→ **What the exercise asks**
Set down each line of the data below exactly as it stands, dropping the pictures.

→ **Exercise data**
--------------------------------------------------

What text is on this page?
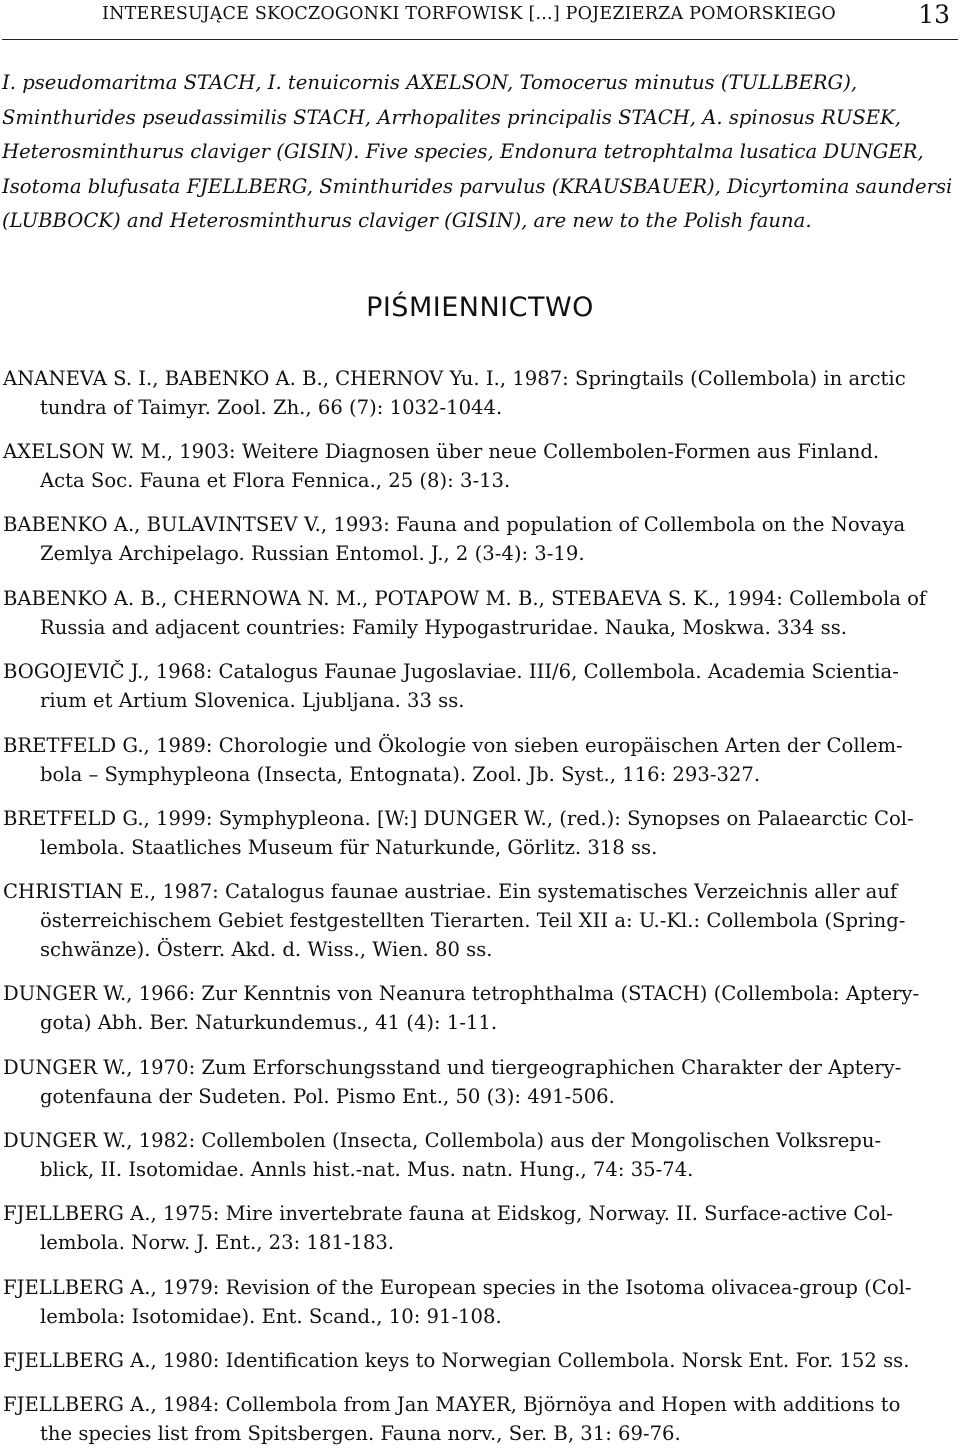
INTERESUJĄCE SKOCZOGONKI TORFOWISK [...] POJEZIERZA POMORSKIEGO	13
I. pseudomaritma STACH, I. tenuicornis AXELSON, Tomocerus minutus (TULLBERG),
Sminthurides pseudassimilis STACH, Arrhopalites principalis STACH, A. spinosus RUSEK,
Heterosminthurus claviger (GISIN). Five species, Endonura tetrophtalma lusatica DUNGER,
Isotoma blufusata FJELLBERG, Sminthurides parvulus (KRAUSBAUER), Dicyrtomina saundersi
(LUBBOCK) and Heterosminthurus claviger (GISIN), are new to the Polish fauna.
PIŚMIENNICTWO
ANANEVA S. I., BABENKO A. B., CHERNOV Yu. I., 1987: Springtails (Collembola) in arctic
tundra of Taimyr. Zool. Zh., 66 (7): 1032-1044.
AXELSON W. M., 1903: Weitere Diagnosen über neue Collembolen-Formen aus Finland.
Acta Soc. Fauna et Flora Fennica., 25 (8): 3-13.
BABENKO A., BULAVINTSEV V., 1993: Fauna and population of Collembola on the Novaya
Zemlya Archipelago. Russian Entomol. J., 2 (3-4): 3-19.
BABENKO A. B., CHERNOWA N. M., POTAPOW M. B., STEBAEVA S. K., 1994: Collembola of
Russia and adjacent countries: Family Hypogastruridae. Nauka, Moskwa. 334 ss.
BOGOJEVIČ J., 1968: Catalogus Faunae Jugoslaviae. III/6, Collembola. Academia Scientia-
rium et Artium Slovenica. Ljubljana. 33 ss.
BRETFELD G., 1989: Chorologie und Ökologie von sieben europäischen Arten der Collem-
bola – Symphypleona (Insecta, Entognata). Zool. Jb. Syst., 116: 293-327.
BRETFELD G., 1999: Symphypleona. [W:] DUNGER W., (red.): Synopses on Palaearctic Col-
lembola. Staatliches Museum für Naturkunde, Görlitz. 318 ss.
CHRISTIAN E., 1987: Catalogus faunae austriae. Ein systematisches Verzeichnis aller auf
österreichischem Gebiet festgestellten Tierarten. Teil XII a: U.-Kl.: Collembola (Spring-
schwänze). Österr. Akd. d. Wiss., Wien. 80 ss.
DUNGER W., 1966: Zur Kenntnis von Neanura tetrophthalma (STACH) (Collembola: Aptery-
gota) Abh. Ber. Naturkundemus., 41 (4): 1-11.
DUNGER W., 1970: Zum Erforschungsstand und tiergeographichen Charakter der Aptery-
gotenfauna der Sudeten. Pol. Pismo Ent., 50 (3): 491-506.
DUNGER W., 1982: Collembolen (Insecta, Collembola) aus der Mongolischen Volksrepu-
blick, II. Isotomidae. Annls hist.-nat. Mus. natn. Hung., 74: 35-74.
FJELLBERG A., 1975: Mire invertebrate fauna at Eidskog, Norway. II. Surface-active Col-
lembola. Norw. J. Ent., 23: 181-183.
FJELLBERG A., 1979: Revision of the European species in the Isotoma olivacea-group (Col-
lembola: Isotomidae). Ent. Scand., 10: 91-108.
FJELLBERG A., 1980: Identification keys to Norwegian Collembola. Norsk Ent. For. 152 ss.
FJELLBERG A., 1984: Collembola from Jan MAYER, Björnöya and Hopen with additions to
the species list from Spitsbergen. Fauna norv., Ser. B, 31: 69-76.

--------------------------------------------------

→ **Answer**
What text is on this page?
INTERESUJĄCE SKOCZOGONKI TORFOWISK [...] POJEZIERZA POMORSKIEGO	13
I. pseudomaritma STACH, I. tenuicornis AXELSON, Tomocerus minutus (TULLBERG),
Sminthurides pseudassimilis STACH, Arrhopalites principalis STACH, A. spinosus RUSEK,
Heterosminthurus claviger (GISIN). Five species, Endonura tetrophtalma lusatica DUNGER,
Isotoma blufusata FJELLBERG, Sminthurides parvulus (KRAUSBAUER), Dicyrtomina saundersi
(LUBBOCK) and Heterosminthurus claviger (GISIN), are new to the Polish fauna.
PIŚMIENNICTWO
ANANEVA S. I., BABENKO A. B., CHERNOV Yu. I., 1987: Springtails (Collembola) in arctic
tundra of Taimyr. Zool. Zh., 66 (7): 1032-1044.
AXELSON W. M., 1903: Weitere Diagnosen über neue Collembolen-Formen aus Finland.
Acta Soc. Fauna et Flora Fennica., 25 (8): 3-13.
BABENKO A., BULAVINTSEV V., 1993: Fauna and population of Collembola on the Novaya
Zemlya Archipelago. Russian Entomol. J., 2 (3-4): 3-19.
BABENKO A. B., CHERNOWA N. M., POTAPOW M. B., STEBAEVA S. K., 1994: Collembola of
Russia and adjacent countries: Family Hypogastruridae. Nauka, Moskwa. 334 ss.
BOGOJEVIČ J., 1968: Catalogus Faunae Jugoslaviae. III/6, Collembola. Academia Scientia-
rium et Artium Slovenica. Ljubljana. 33 ss.
BRETFELD G., 1989: Chorologie und Ökologie von sieben europäischen Arten der Collem-
bola – Symphypleona (Insecta, Entognata). Zool. Jb. Syst., 116: 293-327.
BRETFELD G., 1999: Symphypleona. [W:] DUNGER W., (red.): Synopses on Palaearctic Col-
lembola. Staatliches Museum für Naturkunde, Görlitz. 318 ss.
CHRISTIAN E., 1987: Catalogus faunae austriae. Ein systematisches Verzeichnis aller auf
österreichischem Gebiet festgestellten Tierarten. Teil XII a: U.-Kl.: Collembola (Spring-
schwänze). Österr. Akd. d. Wiss., Wien. 80 ss.
DUNGER W., 1966: Zur Kenntnis von Neanura tetrophthalma (STACH) (Collembola: Aptery-
gota) Abh. Ber. Naturkundemus., 41 (4): 1-11.
DUNGER W., 1970: Zum Erforschungsstand und tiergeographichen Charakter der Aptery-
gotenfauna der Sudeten. Pol. Pismo Ent., 50 (3): 491-506.
DUNGER W., 1982: Collembolen (Insecta, Collembola) aus der Mongolischen Volksrepu-
blick, II. Isotomidae. Annls hist.-nat. Mus. natn. Hung., 74: 35-74.
FJELLBERG A., 1975: Mire invertebrate fauna at Eidskog, Norway. II. Surface-active Col-
lembola. Norw. J. Ent., 23: 181-183.
FJELLBERG A., 1979: Revision of the European species in the Isotoma olivacea-group (Col-
lembola: Isotomidae). Ent. Scand., 10: 91-108.
FJELLBERG A., 1980: Identification keys to Norwegian Collembola. Norsk Ent. For. 152 ss.
FJELLBERG A., 1984: Collembola from Jan MAYER, Björnöya and Hopen with additions to
the species list from Spitsbergen. Fauna norv., Ser. B, 31: 69-76.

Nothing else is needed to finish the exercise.